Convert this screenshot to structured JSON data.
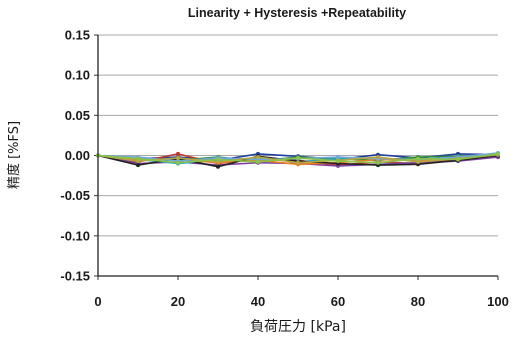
{
  "chart_data": {
    "type": "line",
    "title": "Linearity + Hysteresis +Repeatability",
    "xlabel": "負荷圧力 [kPa]",
    "ylabel": "精度 [%FS]",
    "xlim": [
      0,
      100
    ],
    "ylim": [
      -0.15,
      0.15
    ],
    "x_ticks": [
      "0",
      "20",
      "40",
      "60",
      "80",
      "100"
    ],
    "y_ticks": [
      "0.15",
      "0.10",
      "0.05",
      "0.00",
      "-0.05",
      "-0.10",
      "-0.15"
    ],
    "grid": true,
    "x": [
      0,
      10,
      20,
      30,
      40,
      50,
      60,
      70,
      80,
      90,
      100
    ],
    "series": [
      {
        "color": "#1f3f9f",
        "values": [
          0.0,
          -0.004,
          -0.002,
          -0.006,
          0.002,
          -0.001,
          -0.005,
          0.001,
          -0.003,
          0.002,
          0.001
        ]
      },
      {
        "color": "#c0392b",
        "values": [
          0.0,
          -0.008,
          0.002,
          -0.01,
          -0.004,
          -0.006,
          -0.012,
          -0.008,
          -0.01,
          -0.005,
          0.0
        ]
      },
      {
        "color": "#2e8b3e",
        "values": [
          0.0,
          -0.003,
          -0.006,
          -0.002,
          -0.007,
          -0.002,
          -0.004,
          -0.006,
          -0.002,
          -0.001,
          0.002
        ]
      },
      {
        "color": "#7b3fa0",
        "values": [
          0.0,
          -0.01,
          -0.008,
          -0.012,
          -0.009,
          -0.01,
          -0.013,
          -0.011,
          -0.009,
          -0.007,
          -0.002
        ]
      },
      {
        "color": "#19a3c4",
        "values": [
          0.0,
          -0.005,
          -0.01,
          -0.006,
          -0.003,
          -0.008,
          -0.004,
          -0.003,
          -0.007,
          -0.003,
          0.003
        ]
      },
      {
        "color": "#e67e22",
        "values": [
          0.0,
          -0.006,
          -0.005,
          -0.009,
          -0.006,
          -0.011,
          -0.009,
          -0.005,
          -0.006,
          -0.004,
          0.001
        ]
      },
      {
        "color": "#222222",
        "values": [
          0.0,
          -0.012,
          -0.004,
          -0.014,
          -0.001,
          -0.007,
          -0.01,
          -0.012,
          -0.011,
          -0.006,
          0.0
        ]
      },
      {
        "color": "#6fa8dc",
        "values": [
          0.0,
          -0.002,
          -0.007,
          -0.003,
          -0.005,
          -0.004,
          -0.002,
          -0.004,
          -0.005,
          -0.002,
          0.003
        ]
      },
      {
        "color": "#b5a642",
        "values": [
          0.0,
          -0.007,
          -0.003,
          -0.008,
          -0.002,
          -0.009,
          -0.006,
          -0.002,
          -0.008,
          -0.004,
          0.001
        ]
      },
      {
        "color": "#8bc34a",
        "values": [
          0.0,
          -0.004,
          -0.009,
          -0.005,
          -0.008,
          -0.003,
          -0.007,
          -0.009,
          -0.004,
          -0.005,
          0.002
        ]
      }
    ]
  }
}
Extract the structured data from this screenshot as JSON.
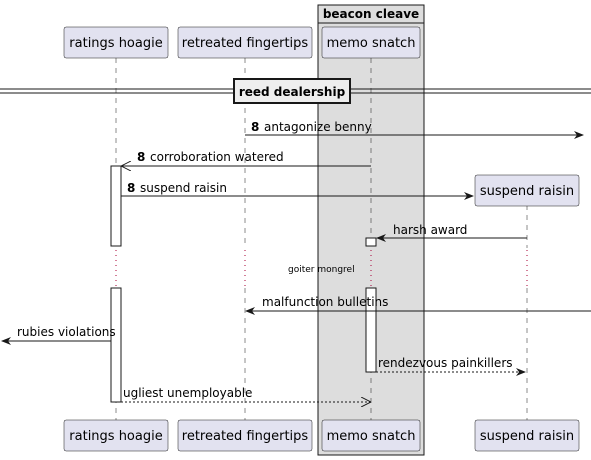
{
  "diagram": {
    "group": {
      "title": "beacon cleave"
    },
    "participants_top": [
      {
        "label": "ratings hoagie"
      },
      {
        "label": "retreated fingertips"
      },
      {
        "label": "memo snatch"
      },
      {
        "label": "suspend raisin"
      }
    ],
    "participants_bottom": [
      {
        "label": "ratings hoagie"
      },
      {
        "label": "retreated fingertips"
      },
      {
        "label": "memo snatch"
      },
      {
        "label": "suspend raisin"
      }
    ],
    "divider": {
      "label": "reed dealership"
    },
    "messages": [
      {
        "number": "8",
        "text": "antagonize benny"
      },
      {
        "number": "8",
        "text": "corroboration watered"
      },
      {
        "number": "8",
        "text": "suspend raisin"
      },
      {
        "number": "",
        "text": "harsh award"
      },
      {
        "number": "",
        "text": "malfunction bulletins"
      },
      {
        "number": "",
        "text": "rubies violations"
      },
      {
        "number": "",
        "text": "rendezvous painkillers"
      },
      {
        "number": "",
        "text": "ugliest unemployable"
      }
    ],
    "delay": {
      "text": "goiter mongrel"
    }
  }
}
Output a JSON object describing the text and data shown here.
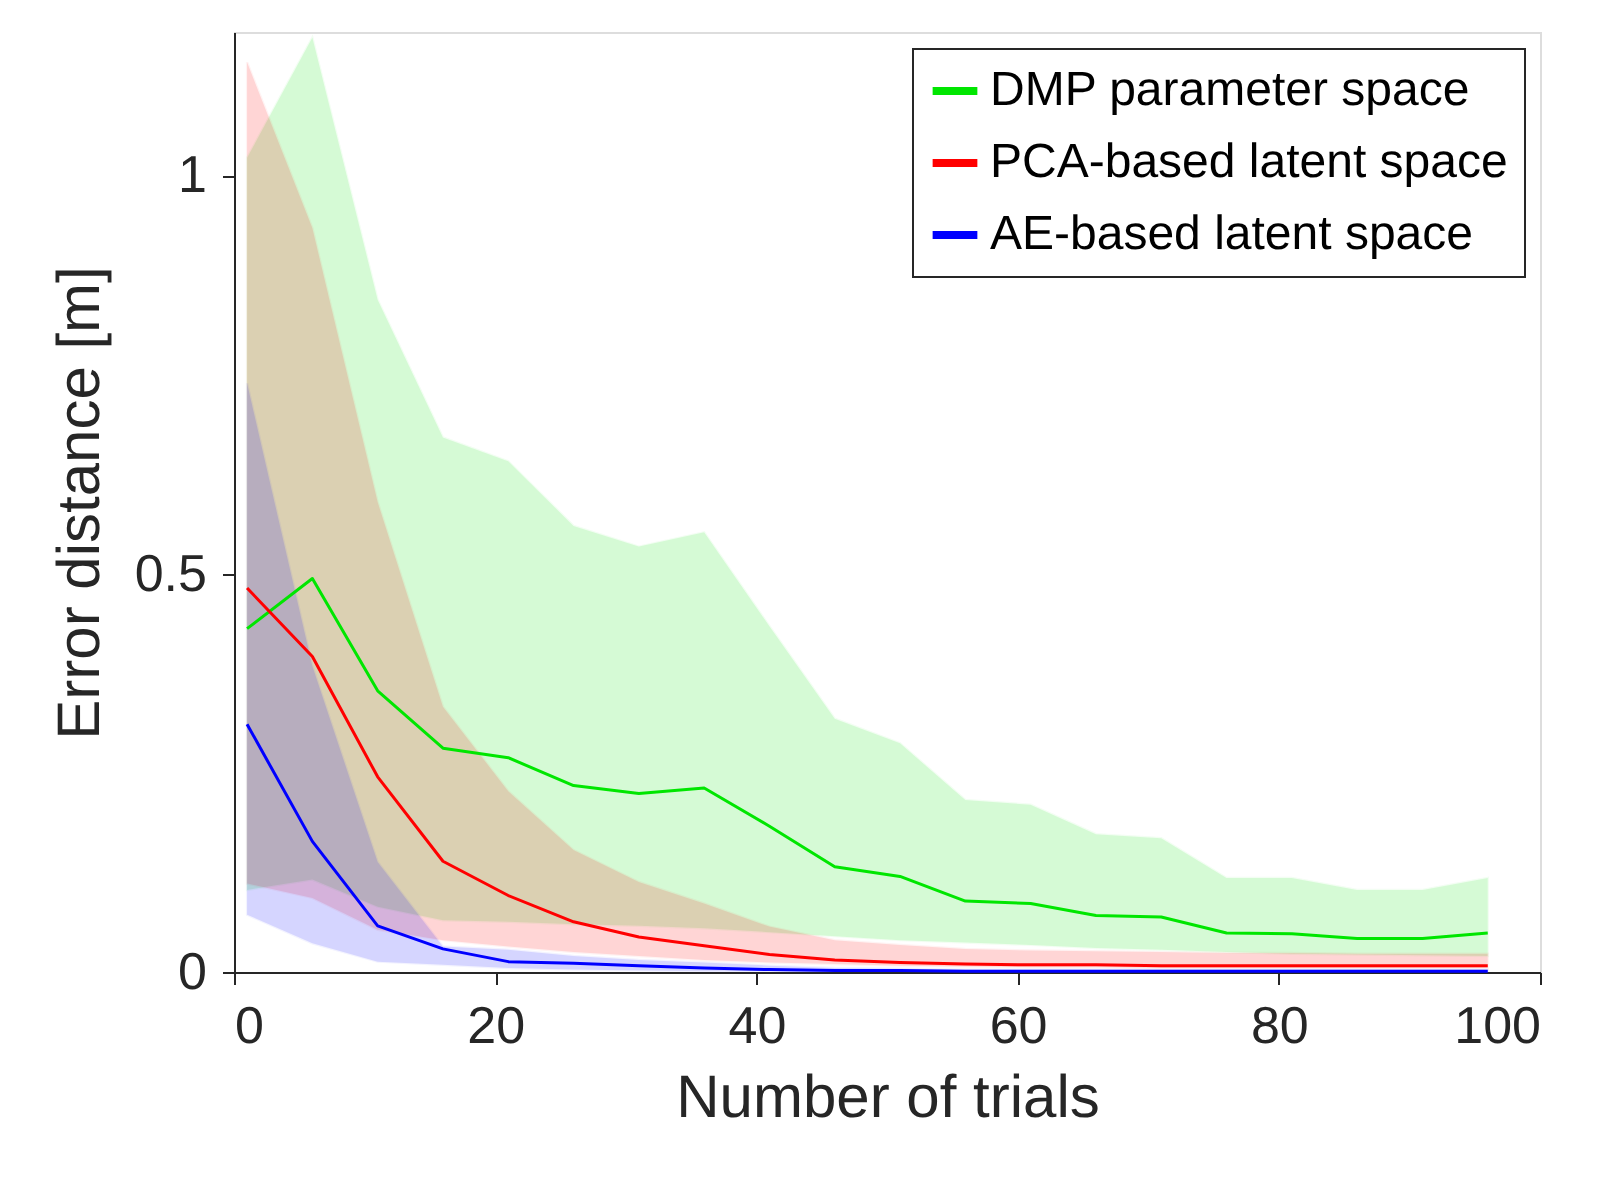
{
  "chart_data": {
    "type": "line",
    "xlabel": "Number of trials",
    "ylabel": "Error distance [m]",
    "x": [
      1,
      6,
      11,
      16,
      21,
      26,
      31,
      36,
      41,
      46,
      51,
      56,
      61,
      66,
      71,
      76,
      81,
      86,
      91,
      96
    ],
    "series": [
      {
        "name": "DMP parameter space",
        "color": "#00e600",
        "values": [
          0.431,
          0.494,
          0.353,
          0.281,
          0.269,
          0.234,
          0.224,
          0.231,
          0.183,
          0.132,
          0.12,
          0.089,
          0.086,
          0.071,
          0.069,
          0.049,
          0.048,
          0.042,
          0.042,
          0.049
        ],
        "lower": [
          0.103,
          0.116,
          0.082,
          0.065,
          0.063,
          0.06,
          0.058,
          0.055,
          0.05,
          0.045,
          0.04,
          0.037,
          0.034,
          0.03,
          0.028,
          0.025,
          0.023,
          0.022,
          0.021,
          0.02
        ],
        "upper": [
          1.022,
          1.173,
          0.844,
          0.671,
          0.641,
          0.56,
          0.534,
          0.552,
          0.434,
          0.318,
          0.287,
          0.216,
          0.21,
          0.173,
          0.168,
          0.118,
          0.118,
          0.103,
          0.103,
          0.118
        ]
      },
      {
        "name": "PCA-based latent space",
        "color": "#ff0000",
        "values": [
          0.482,
          0.396,
          0.245,
          0.139,
          0.096,
          0.063,
          0.044,
          0.033,
          0.022,
          0.015,
          0.012,
          0.01,
          0.009,
          0.009,
          0.008,
          0.008,
          0.008,
          0.008,
          0.008,
          0.008
        ],
        "lower": [
          0.111,
          0.093,
          0.053,
          0.04,
          0.032,
          0.025,
          0.02,
          0.015,
          0.012,
          0.01,
          0.008,
          0.007,
          0.006,
          0.006,
          0.005,
          0.005,
          0.005,
          0.005,
          0.005,
          0.005
        ],
        "upper": [
          1.142,
          0.934,
          0.59,
          0.333,
          0.227,
          0.153,
          0.113,
          0.086,
          0.057,
          0.04,
          0.034,
          0.029,
          0.027,
          0.026,
          0.025,
          0.024,
          0.024,
          0.023,
          0.023,
          0.023
        ]
      },
      {
        "name": "AE-based latent space",
        "color": "#0000ff",
        "values": [
          0.311,
          0.164,
          0.058,
          0.029,
          0.013,
          0.011,
          0.008,
          0.005,
          0.003,
          0.002,
          0.002,
          0.001,
          0.001,
          0.001,
          0.001,
          0.001,
          0.001,
          0.001,
          0.001,
          0.001
        ],
        "lower": [
          0.072,
          0.036,
          0.013,
          0.009,
          0.005,
          0.003,
          0.002,
          0.001,
          0.001,
          0.0,
          0.0,
          0.0,
          0.0,
          0.0,
          0.0,
          0.0,
          0.0,
          0.0,
          0.0,
          0.0
        ],
        "upper": [
          0.739,
          0.384,
          0.138,
          0.032,
          0.028,
          0.02,
          0.015,
          0.012,
          0.008,
          0.005,
          0.004,
          0.003,
          0.003,
          0.003,
          0.003,
          0.003,
          0.003,
          0.003,
          0.003,
          0.003
        ]
      }
    ],
    "xlim": [
      0,
      100
    ],
    "xticks": [
      0,
      20,
      40,
      60,
      80,
      100
    ],
    "ylim": [
      0,
      1.18
    ],
    "yticks": [
      0,
      0.5,
      1
    ],
    "grid": false,
    "legend": "top right",
    "marker": "none",
    "line_style": "solid"
  }
}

* * * * *

§ WHAT YOU ARE ASKED TO DO:
In the records above, find each line holding "based" and copy it.

§ RESPONSE TO THE TASK:
        "name": "PCA-based latent space",
        "name": "AE-based latent space",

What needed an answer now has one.